= Task instructions =
Please find all lines in the data that hold the string "Ajax" and copy them.

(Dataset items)
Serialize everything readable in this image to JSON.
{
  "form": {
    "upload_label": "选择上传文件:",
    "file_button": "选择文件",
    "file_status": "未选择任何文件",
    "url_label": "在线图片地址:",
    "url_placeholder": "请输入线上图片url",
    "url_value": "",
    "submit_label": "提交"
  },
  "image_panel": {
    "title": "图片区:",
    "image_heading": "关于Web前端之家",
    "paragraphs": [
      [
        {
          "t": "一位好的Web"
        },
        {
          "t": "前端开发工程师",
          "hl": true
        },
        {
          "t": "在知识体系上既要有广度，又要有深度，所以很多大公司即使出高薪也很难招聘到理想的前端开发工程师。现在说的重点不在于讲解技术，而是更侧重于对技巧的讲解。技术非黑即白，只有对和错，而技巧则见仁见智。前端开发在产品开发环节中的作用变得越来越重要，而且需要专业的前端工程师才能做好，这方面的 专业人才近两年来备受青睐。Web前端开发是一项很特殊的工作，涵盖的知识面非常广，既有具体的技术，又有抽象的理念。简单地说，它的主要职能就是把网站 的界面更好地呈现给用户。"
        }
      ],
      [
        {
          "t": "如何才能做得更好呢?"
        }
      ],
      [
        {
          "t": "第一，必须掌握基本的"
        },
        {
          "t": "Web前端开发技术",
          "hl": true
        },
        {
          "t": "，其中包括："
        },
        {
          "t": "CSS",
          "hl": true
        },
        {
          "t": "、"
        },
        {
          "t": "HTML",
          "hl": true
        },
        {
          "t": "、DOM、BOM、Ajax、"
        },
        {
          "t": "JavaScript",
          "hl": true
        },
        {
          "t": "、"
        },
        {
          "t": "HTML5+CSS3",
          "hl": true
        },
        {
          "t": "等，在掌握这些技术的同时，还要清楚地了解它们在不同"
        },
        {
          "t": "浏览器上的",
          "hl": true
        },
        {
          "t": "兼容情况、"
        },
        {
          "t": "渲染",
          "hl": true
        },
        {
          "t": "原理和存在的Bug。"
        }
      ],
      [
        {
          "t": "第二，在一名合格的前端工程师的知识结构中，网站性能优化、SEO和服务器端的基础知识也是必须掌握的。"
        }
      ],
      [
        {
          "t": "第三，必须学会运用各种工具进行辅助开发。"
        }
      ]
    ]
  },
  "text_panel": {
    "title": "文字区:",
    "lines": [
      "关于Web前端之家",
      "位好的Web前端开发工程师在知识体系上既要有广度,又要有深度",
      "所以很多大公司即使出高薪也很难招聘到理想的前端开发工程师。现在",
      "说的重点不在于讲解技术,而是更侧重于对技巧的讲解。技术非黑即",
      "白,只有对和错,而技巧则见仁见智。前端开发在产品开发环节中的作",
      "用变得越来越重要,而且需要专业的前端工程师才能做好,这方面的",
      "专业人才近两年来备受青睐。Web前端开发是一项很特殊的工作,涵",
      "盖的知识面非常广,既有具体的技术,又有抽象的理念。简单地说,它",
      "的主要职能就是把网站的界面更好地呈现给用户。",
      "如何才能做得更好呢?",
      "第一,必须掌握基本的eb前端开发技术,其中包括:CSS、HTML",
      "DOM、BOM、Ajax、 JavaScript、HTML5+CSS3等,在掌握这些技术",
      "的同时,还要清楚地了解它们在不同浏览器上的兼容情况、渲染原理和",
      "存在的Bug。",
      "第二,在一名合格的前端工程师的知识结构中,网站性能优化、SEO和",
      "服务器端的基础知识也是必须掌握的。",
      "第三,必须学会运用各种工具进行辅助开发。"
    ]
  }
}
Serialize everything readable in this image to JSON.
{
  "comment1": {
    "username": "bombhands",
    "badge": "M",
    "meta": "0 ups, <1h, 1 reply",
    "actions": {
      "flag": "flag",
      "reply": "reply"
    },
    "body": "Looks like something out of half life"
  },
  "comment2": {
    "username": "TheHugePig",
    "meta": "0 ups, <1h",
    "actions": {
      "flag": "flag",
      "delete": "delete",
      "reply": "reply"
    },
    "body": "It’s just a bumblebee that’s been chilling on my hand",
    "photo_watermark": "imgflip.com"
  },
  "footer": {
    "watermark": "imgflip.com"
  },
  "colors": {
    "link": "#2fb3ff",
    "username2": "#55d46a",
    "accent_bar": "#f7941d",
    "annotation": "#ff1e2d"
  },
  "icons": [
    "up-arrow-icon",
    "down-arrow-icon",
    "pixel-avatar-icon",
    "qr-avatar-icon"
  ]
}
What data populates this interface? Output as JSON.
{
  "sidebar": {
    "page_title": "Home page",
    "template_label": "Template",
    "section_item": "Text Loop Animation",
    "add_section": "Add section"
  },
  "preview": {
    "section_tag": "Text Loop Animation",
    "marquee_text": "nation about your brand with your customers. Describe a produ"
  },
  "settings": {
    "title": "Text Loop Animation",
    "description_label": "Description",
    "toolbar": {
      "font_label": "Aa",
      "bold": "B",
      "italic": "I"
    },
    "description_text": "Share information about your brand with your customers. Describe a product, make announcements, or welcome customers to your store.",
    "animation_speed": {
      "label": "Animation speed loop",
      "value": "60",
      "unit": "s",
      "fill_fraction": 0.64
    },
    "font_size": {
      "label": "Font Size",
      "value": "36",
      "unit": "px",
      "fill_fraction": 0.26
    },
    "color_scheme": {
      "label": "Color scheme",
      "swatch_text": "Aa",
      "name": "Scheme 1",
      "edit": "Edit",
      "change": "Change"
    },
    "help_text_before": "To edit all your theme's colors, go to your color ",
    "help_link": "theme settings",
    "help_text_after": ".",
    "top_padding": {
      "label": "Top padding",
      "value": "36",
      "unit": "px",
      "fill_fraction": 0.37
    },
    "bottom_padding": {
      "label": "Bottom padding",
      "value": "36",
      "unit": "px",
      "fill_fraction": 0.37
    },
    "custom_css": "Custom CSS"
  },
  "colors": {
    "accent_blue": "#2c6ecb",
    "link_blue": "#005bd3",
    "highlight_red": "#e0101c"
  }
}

= The completed task =
          "t": "、DOM、BOM、Ajax、"
      "DOM、BOM、Ajax、 JavaScript、HTML5+CSS3等,在掌握这些技术",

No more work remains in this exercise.